Given problem => Repeat the listing below in full, exactly as it stands.

+===+

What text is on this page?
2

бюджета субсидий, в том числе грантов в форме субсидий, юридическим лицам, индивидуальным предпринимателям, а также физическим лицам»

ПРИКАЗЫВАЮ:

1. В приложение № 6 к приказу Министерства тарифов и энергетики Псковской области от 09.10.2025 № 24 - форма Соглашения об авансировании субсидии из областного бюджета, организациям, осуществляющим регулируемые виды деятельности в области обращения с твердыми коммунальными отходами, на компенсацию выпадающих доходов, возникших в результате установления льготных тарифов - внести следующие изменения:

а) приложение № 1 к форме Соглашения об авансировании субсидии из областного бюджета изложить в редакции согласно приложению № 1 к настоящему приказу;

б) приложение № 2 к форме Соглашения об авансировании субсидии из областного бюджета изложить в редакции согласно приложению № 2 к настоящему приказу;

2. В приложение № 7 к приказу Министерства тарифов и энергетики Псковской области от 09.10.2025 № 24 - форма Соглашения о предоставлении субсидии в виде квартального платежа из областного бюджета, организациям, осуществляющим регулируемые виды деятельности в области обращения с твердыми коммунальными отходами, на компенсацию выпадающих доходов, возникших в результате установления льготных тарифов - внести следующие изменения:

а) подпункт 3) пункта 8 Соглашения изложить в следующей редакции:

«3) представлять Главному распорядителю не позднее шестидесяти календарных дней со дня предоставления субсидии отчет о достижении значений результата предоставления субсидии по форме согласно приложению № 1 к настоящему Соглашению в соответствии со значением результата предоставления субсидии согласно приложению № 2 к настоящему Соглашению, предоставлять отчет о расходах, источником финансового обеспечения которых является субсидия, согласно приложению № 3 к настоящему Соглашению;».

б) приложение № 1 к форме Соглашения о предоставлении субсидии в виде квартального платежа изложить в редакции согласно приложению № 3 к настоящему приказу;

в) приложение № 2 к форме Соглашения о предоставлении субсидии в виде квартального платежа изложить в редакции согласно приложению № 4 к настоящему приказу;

+===+

Finished answer =>
What text is on this page?
2

бюджета субсидий, в том числе грантов в форме субсидий, юридическим лицам, индивидуальным предпринимателям, а также физическим лицам»

ПРИКАЗЫВАЮ:

1. В приложение № 6 к приказу Министерства тарифов и энергетики Псковской области от 09.10.2025 № 24 - форма Соглашения об авансировании субсидии из областного бюджета, организациям, осуществляющим регулируемые виды деятельности в области обращения с твердыми коммунальными отходами, на компенсацию выпадающих доходов, возникших в результате установления льготных тарифов - внести следующие изменения:

а) приложение № 1 к форме Соглашения об авансировании субсидии из областного бюджета изложить в редакции согласно приложению № 1 к настоящему приказу;

б) приложение № 2 к форме Соглашения об авансировании субсидии из областного бюджета изложить в редакции согласно приложению № 2 к настоящему приказу;

2. В приложение № 7 к приказу Министерства тарифов и энергетики Псковской области от 09.10.2025 № 24 - форма Соглашения о предоставлении субсидии в виде квартального платежа из областного бюджета, организациям, осуществляющим регулируемые виды деятельности в области обращения с твердыми коммунальными отходами, на компенсацию выпадающих доходов, возникших в результате установления льготных тарифов - внести следующие изменения:

а) подпункт 3) пункта 8 Соглашения изложить в следующей редакции:

«3) представлять Главному распорядителю не позднее шестидесяти календарных дней со дня предоставления субсидии отчет о достижении значений результата предоставления субсидии по форме согласно приложению № 1 к настоящему Соглашению в соответствии со значением результата предоставления субсидии согласно приложению № 2 к настоящему Соглашению, предоставлять отчет о расходах, источником финансового обеспечения которых является субсидия, согласно приложению № 3 к настоящему Соглашению;».

б) приложение № 1 к форме Соглашения о предоставлении субсидии в виде квартального платежа изложить в редакции согласно приложению № 3 к настоящему приказу;

в) приложение № 2 к форме Соглашения о предоставлении субсидии в виде квартального платежа изложить в редакции согласно приложению № 4 к настоящему приказу;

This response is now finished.